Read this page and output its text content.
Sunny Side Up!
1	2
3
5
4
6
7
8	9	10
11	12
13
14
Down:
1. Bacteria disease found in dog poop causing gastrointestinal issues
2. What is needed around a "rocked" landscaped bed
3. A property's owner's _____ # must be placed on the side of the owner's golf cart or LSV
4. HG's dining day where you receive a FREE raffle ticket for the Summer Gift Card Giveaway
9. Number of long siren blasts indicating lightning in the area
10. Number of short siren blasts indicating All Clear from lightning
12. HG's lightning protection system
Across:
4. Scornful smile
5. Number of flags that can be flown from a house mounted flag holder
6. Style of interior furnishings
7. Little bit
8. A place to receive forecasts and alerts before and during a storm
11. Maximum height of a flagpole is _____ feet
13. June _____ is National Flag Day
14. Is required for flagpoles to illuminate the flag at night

--------

What the task asks
Please copy each line of the records above in which the word "siren" can be found.

Expected answer
9. Number of long siren blasts indicating lightning in the area
10. Number of short siren blasts indicating All Clear from lightning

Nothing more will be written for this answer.